◆ Direction ◆
Set out every line bearing the string "necessary".

◆ Data section ◆
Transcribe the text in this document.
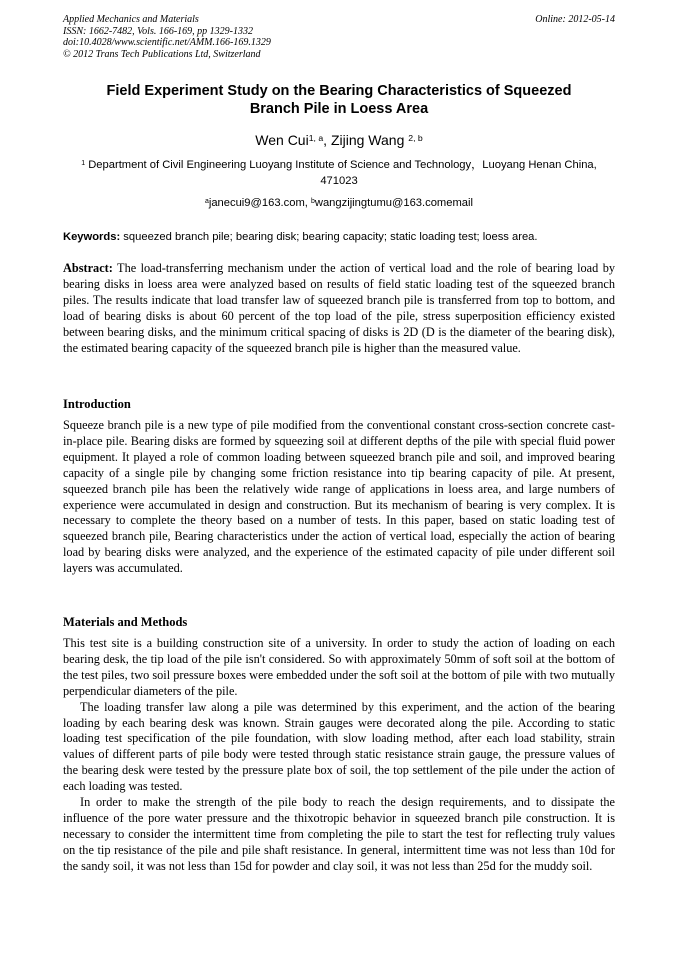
Applied Mechanics and Materials
ISSN: 1662-7482, Vols. 166-169, pp 1329-1332
doi:10.4028/www.scientific.net/AMM.166-169.1329
© 2012 Trans Tech Publications Ltd, Switzerland
Online: 2012-05-14
Field Experiment Study on the Bearing Characteristics of Squeezed
Branch Pile in Loess Area
Wen Cui$^{1, a}$, Zijing Wang $^{2, b}$
$^1$ Department of Civil Engineering Luoyang Institute of Science and Technology，Luoyang Henan China, 471023
$^a$janecui9@163.com, $^b$wangzijingtumu@163.comemail
Keywords: squeezed branch pile; bearing disk; bearing capacity; static loading test; loess area.

Abstract: The load-transferring mechanism under the action of vertical load and the role of bearing load by bearing disks in loess area were analyzed based on results of field static loading test of the squeezed branch piles. The results indicate that load transfer law of squeezed branch pile is transferred from top to bottom, and load of bearing disks is about 60 percent of the top load of the pile, stress superposition efficiency existed between bearing disks, and the minimum critical spacing of disks is 2D (D is the diameter of the bearing disk), the estimated bearing capacity of the squeezed branch pile is higher than the measured value.

Introduction

Squeeze branch pile is a new type of pile modified from the conventional constant cross-section concrete cast-in-place pile. Bearing disks are formed by squeezing soil at different depths of the pile with special fluid power equipment. It played a role of common loading between squeezed branch pile and soil, and improved bearing capacity of a single pile by changing some friction resistance into tip bearing capacity of pile. At present, squeezed branch pile has been the relatively wide range of applications in loess area, and large numbers of experience were accumulated in design and construction. But its mechanism of bearing is very complex. It is necessary to complete the theory based on a number of tests. In this paper, based on static loading test of squeezed branch pile, Bearing characteristics under the action of vertical load, especially the action of bearing load by bearing disks were analyzed, and the experience of the estimated capacity of pile under different soil layers was accumulated.

Materials and Methods

This test site is a building construction site of a university. In order to study the action of loading on each bearing desk, the tip load of the pile isn't considered. So with approximately 50mm of soft soil at the bottom of the test piles, two soil pressure boxes were embedded under the soft soil at the bottom of pile with two mutually perpendicular diameters of the pile.

The loading transfer law along a pile was determined by this experiment, and the action of the bearing loading by each bearing desk was known. Strain gauges were decorated along the pile. According to static loading test specification of the pile foundation, with slow loading method, after each load stability, strain values of different parts of pile body were tested through static resistance strain gauge, the pressure values of the bearing desk were tested by the pressure plate box of soil, the top settlement of the pile under the action of each loading was tested.

In order to make the strength of the pile body to reach the design requirements, and to dissipate the influence of the pore water pressure and the thixotropic behavior in squeezed branch pile construction. It is necessary to consider the intermittent time from completing the pile to start the test for reflecting truly values on the tip resistance of the pile and pile shaft resistance. In general, intermittent time was not less than 10d for the sandy soil, it was not less than 15d for powder and clay soil, it was not less than 25d for the muddy soil.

◆ The solution ◆
Squeeze branch pile is a new type of pile modified from the conventional constant cross-section concrete cast-in-place pile. Bearing disks are formed by squeezing soil at different depths of the pile with special fluid power equipment. It played a role of common loading between squeezed branch pile and soil, and improved bearing capacity of a single pile by changing some friction resistance into tip bearing capacity of pile. At present, squeezed branch pile has been the relatively wide range of applications in loess area, and large numbers of experience were accumulated in design and construction. But its mechanism of bearing is very complex. It is necessary to complete the theory based on a number of tests. In this paper, based on static loading test of squeezed branch pile, Bearing characteristics under the action of vertical load, especially the action of bearing load by bearing disks were analyzed, and the experience of the estimated capacity of pile under different soil layers was accumulated.
In order to make the strength of the pile body to reach the design requirements, and to dissipate the influence of the pore water pressure and the thixotropic behavior in squeezed branch pile construction. It is necessary to consider the intermittent time from completing the pile to start the test for reflecting truly values on the tip resistance of the pile and pile shaft resistance. In general, intermittent time was not less than 10d for the sandy soil, it was not less than 15d for powder and clay soil, it was not less than 25d for the muddy soil.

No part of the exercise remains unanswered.